• _What to produce_
Please go through the records below and return every line holding the word "YTIDLTER".

• _Input for this task_
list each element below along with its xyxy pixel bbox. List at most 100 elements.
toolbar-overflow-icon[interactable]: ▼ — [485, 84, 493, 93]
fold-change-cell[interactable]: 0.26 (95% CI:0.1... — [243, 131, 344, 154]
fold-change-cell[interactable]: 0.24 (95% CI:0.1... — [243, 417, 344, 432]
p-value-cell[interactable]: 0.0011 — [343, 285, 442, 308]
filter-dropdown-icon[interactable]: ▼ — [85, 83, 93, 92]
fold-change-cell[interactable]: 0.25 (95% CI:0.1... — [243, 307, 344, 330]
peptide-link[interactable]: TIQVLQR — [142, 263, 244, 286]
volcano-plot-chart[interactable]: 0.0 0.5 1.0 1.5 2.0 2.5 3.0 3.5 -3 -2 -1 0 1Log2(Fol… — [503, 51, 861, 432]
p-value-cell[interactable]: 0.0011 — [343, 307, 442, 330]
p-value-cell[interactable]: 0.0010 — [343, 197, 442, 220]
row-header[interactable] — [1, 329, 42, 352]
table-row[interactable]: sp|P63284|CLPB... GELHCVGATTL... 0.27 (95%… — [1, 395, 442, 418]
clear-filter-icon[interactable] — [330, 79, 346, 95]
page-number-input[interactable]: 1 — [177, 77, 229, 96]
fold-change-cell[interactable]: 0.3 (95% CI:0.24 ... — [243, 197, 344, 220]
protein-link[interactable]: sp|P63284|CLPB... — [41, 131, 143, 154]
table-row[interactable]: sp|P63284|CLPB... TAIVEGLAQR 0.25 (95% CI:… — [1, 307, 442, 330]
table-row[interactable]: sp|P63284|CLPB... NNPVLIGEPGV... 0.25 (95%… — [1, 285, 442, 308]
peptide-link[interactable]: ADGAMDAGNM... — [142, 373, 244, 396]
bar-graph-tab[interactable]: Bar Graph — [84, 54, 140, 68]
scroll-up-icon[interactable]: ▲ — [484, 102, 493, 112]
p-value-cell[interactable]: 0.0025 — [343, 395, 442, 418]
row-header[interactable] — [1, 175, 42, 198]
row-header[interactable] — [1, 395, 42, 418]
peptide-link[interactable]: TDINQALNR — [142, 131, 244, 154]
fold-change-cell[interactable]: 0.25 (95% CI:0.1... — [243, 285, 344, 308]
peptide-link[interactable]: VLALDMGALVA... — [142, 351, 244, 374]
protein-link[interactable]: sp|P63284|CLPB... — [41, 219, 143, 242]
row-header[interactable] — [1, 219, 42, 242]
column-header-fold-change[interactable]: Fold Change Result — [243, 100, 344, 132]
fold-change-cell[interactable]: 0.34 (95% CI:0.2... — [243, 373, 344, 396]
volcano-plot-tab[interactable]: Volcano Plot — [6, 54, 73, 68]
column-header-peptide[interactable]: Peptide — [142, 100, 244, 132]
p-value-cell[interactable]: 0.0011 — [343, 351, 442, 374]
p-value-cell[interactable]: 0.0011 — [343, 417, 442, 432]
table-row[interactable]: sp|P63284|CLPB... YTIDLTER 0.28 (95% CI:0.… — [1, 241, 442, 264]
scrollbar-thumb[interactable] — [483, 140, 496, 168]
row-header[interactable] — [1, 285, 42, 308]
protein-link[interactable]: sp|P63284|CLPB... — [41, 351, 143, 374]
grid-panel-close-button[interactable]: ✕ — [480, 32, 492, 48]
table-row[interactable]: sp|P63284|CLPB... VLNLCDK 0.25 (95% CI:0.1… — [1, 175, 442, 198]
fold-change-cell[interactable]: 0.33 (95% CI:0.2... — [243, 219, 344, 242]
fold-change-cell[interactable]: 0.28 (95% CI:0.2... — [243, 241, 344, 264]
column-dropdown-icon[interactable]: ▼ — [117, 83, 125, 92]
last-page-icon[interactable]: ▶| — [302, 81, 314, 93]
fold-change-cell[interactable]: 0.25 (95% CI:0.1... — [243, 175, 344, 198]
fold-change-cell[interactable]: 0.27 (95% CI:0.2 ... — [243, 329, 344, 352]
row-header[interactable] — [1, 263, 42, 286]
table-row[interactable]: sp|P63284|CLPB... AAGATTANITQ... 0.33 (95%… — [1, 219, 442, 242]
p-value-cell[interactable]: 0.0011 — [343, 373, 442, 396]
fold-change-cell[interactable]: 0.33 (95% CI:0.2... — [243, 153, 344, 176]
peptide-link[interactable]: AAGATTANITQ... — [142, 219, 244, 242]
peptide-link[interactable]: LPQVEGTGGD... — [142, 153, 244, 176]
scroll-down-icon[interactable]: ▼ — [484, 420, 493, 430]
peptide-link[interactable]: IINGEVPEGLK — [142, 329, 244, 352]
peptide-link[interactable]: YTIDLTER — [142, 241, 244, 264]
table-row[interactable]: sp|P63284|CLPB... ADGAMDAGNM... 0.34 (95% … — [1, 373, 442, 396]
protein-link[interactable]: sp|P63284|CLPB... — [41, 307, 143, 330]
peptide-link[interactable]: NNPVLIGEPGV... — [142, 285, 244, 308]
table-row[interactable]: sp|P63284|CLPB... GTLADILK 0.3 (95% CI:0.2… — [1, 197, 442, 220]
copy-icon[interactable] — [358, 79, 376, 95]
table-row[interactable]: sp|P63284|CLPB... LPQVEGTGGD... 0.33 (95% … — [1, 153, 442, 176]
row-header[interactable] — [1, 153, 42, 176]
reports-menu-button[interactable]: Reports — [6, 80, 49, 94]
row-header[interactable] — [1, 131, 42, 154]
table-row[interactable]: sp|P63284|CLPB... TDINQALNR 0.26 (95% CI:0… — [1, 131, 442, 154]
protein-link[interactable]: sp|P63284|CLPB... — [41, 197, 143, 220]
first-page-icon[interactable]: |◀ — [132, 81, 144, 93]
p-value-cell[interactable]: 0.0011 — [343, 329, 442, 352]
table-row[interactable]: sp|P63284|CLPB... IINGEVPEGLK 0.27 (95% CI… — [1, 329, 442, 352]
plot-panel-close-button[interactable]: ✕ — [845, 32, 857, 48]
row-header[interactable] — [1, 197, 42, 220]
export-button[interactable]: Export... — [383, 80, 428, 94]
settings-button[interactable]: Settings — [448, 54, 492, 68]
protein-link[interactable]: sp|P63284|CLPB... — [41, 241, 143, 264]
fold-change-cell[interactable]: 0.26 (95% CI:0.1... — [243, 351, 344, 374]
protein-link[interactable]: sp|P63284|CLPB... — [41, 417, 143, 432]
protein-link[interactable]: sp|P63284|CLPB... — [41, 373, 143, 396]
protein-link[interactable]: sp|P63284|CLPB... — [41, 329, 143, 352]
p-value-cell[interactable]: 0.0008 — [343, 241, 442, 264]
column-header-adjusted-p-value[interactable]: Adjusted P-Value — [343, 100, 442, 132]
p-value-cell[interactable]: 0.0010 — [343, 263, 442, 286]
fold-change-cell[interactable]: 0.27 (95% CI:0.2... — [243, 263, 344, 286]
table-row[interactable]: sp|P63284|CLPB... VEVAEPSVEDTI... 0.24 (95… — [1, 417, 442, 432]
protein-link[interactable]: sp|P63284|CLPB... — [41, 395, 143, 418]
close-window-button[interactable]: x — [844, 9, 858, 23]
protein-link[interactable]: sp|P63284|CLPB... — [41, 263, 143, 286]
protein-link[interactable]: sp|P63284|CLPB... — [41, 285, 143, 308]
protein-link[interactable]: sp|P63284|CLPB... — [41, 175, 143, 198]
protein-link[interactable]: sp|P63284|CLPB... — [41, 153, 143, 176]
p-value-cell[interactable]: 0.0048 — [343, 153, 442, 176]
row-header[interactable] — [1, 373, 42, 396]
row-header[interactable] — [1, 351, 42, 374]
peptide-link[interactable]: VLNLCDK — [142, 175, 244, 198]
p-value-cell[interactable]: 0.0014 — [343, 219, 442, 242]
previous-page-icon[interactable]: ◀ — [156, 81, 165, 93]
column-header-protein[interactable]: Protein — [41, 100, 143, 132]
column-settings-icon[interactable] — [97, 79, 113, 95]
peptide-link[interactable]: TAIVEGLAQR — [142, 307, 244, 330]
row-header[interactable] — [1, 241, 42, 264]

• _The completed task_
table-row[interactable]: sp|P63284|CLPB... YTIDLTER 0.28 (95% CI:0.… — [1, 241, 442, 264]
peptide-link[interactable]: YTIDLTER — [142, 241, 244, 264]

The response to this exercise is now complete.